[Dataset records]
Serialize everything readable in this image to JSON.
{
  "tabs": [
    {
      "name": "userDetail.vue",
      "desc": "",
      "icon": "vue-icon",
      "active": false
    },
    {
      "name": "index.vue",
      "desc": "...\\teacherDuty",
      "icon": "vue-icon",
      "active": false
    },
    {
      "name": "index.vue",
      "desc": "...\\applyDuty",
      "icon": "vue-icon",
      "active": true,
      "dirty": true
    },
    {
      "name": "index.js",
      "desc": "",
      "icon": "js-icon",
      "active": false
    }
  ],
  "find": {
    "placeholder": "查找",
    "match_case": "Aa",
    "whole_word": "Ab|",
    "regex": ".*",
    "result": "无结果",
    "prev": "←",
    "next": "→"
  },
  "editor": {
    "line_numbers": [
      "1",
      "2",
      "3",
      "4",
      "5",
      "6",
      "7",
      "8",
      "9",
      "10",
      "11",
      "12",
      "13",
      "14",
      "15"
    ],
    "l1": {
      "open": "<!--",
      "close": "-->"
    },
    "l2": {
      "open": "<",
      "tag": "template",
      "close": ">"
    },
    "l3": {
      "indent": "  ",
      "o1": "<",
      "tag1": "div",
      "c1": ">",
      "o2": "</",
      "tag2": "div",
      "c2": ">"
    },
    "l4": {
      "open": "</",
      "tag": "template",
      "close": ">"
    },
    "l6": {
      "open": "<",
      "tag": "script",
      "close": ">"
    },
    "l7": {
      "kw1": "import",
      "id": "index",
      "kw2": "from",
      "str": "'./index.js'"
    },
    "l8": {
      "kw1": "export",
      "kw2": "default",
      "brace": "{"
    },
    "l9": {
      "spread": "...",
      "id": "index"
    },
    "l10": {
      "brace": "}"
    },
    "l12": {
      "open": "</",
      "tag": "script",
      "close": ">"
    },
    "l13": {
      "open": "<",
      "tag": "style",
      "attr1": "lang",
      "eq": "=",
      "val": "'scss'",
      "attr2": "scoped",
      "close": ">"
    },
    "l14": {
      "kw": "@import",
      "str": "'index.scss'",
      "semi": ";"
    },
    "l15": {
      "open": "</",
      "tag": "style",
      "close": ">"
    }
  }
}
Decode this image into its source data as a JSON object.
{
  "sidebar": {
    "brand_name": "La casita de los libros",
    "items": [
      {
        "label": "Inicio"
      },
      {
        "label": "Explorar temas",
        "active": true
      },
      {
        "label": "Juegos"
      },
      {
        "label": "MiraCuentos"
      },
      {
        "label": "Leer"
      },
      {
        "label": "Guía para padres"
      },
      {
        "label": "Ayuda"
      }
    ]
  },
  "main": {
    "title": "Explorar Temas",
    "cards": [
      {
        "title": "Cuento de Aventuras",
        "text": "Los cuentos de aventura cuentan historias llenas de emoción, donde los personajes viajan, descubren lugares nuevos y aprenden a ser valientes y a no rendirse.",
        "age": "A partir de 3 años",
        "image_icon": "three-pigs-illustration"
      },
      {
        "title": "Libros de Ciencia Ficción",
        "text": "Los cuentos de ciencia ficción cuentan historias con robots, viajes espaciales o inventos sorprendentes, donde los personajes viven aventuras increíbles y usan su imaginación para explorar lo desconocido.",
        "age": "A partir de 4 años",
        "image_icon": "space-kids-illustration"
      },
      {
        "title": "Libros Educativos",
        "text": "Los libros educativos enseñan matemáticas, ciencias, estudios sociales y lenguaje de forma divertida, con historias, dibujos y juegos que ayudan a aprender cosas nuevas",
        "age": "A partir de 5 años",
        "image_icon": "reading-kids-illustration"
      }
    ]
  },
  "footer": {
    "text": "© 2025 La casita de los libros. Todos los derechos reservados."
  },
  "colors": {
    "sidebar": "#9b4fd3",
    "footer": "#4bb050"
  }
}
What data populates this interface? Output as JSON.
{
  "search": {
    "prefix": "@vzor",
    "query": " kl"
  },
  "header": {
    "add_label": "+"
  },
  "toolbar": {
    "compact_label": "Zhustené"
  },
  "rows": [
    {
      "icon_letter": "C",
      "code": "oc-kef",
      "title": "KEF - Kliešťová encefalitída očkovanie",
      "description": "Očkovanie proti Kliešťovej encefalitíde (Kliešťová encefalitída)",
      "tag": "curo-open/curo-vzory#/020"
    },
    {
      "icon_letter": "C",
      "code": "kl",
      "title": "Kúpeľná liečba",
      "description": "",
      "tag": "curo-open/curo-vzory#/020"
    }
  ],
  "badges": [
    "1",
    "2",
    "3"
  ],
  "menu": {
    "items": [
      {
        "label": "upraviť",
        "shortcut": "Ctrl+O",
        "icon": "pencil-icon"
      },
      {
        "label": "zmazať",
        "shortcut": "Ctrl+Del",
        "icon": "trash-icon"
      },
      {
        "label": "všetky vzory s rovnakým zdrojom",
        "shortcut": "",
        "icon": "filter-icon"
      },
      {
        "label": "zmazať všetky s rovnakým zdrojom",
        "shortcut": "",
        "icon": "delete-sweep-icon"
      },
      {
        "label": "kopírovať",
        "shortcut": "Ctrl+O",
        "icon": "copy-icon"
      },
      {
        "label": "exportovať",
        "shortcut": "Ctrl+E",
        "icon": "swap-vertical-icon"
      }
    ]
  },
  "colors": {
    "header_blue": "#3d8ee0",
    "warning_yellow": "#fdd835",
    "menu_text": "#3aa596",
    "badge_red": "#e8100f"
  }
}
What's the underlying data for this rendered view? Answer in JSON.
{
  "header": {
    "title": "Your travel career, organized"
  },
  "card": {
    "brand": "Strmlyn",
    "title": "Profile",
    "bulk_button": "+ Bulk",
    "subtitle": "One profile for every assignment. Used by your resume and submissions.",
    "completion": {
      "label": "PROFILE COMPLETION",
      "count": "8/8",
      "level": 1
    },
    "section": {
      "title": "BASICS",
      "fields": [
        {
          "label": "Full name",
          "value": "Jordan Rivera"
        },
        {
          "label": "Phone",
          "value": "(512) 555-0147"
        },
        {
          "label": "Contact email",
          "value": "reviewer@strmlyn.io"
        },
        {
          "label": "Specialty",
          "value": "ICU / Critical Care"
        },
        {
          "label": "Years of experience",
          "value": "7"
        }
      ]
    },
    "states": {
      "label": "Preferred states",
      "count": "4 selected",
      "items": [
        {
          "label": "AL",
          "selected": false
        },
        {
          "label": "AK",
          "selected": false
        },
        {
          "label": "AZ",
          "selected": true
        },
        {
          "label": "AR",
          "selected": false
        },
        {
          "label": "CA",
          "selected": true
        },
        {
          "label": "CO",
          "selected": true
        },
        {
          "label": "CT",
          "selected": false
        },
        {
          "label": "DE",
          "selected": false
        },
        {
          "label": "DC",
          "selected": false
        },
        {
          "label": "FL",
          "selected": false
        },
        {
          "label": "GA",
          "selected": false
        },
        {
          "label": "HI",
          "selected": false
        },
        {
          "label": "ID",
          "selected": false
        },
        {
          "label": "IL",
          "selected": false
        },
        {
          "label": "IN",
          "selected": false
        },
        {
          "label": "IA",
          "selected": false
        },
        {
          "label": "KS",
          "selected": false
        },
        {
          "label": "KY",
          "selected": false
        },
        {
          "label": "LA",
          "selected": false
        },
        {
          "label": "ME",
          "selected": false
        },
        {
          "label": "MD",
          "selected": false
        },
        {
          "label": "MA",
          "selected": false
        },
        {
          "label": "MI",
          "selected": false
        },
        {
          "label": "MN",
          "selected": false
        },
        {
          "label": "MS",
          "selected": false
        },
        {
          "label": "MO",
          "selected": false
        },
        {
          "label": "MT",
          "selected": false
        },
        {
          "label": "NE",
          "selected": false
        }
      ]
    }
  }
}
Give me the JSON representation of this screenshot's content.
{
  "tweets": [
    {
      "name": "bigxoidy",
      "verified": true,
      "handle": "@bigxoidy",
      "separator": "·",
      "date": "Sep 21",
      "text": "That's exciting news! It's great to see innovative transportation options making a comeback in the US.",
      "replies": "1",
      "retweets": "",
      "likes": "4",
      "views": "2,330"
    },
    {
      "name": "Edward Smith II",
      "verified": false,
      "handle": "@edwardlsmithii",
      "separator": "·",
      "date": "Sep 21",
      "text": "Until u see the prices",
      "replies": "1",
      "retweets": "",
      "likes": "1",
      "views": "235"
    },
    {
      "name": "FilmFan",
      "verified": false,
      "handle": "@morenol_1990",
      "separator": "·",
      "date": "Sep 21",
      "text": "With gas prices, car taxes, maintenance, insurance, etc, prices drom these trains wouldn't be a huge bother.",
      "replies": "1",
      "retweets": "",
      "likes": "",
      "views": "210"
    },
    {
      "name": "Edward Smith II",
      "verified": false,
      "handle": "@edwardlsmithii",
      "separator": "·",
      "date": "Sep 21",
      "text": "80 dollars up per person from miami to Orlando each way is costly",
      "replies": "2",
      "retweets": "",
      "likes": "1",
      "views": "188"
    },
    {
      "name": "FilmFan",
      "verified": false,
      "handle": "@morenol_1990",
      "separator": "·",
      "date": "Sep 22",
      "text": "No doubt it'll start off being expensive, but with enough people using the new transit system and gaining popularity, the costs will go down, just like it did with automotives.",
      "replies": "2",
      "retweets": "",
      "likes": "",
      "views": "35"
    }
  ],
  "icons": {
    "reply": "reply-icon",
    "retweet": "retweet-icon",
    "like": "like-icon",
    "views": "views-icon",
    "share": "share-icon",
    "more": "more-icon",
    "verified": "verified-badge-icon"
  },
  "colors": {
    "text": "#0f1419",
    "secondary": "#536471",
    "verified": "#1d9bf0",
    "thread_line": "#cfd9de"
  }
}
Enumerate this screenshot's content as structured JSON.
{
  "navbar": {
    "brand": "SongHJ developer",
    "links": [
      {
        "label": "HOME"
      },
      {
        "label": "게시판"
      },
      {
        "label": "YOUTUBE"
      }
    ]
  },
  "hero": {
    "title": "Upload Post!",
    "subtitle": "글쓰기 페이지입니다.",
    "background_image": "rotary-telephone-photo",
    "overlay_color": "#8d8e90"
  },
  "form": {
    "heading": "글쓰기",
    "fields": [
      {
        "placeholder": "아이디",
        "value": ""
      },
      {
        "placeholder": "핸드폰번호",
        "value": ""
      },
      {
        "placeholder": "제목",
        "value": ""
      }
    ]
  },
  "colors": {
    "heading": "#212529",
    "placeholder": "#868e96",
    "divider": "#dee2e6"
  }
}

Work to do
Search the entries for the word "prices", then list each line that holds it.

Solution to the problem
      "text": "Until u see the prices",
      "text": "With gas prices, car taxes, maintenance, insurance, etc, prices drom these trains wouldn't be a huge bother.",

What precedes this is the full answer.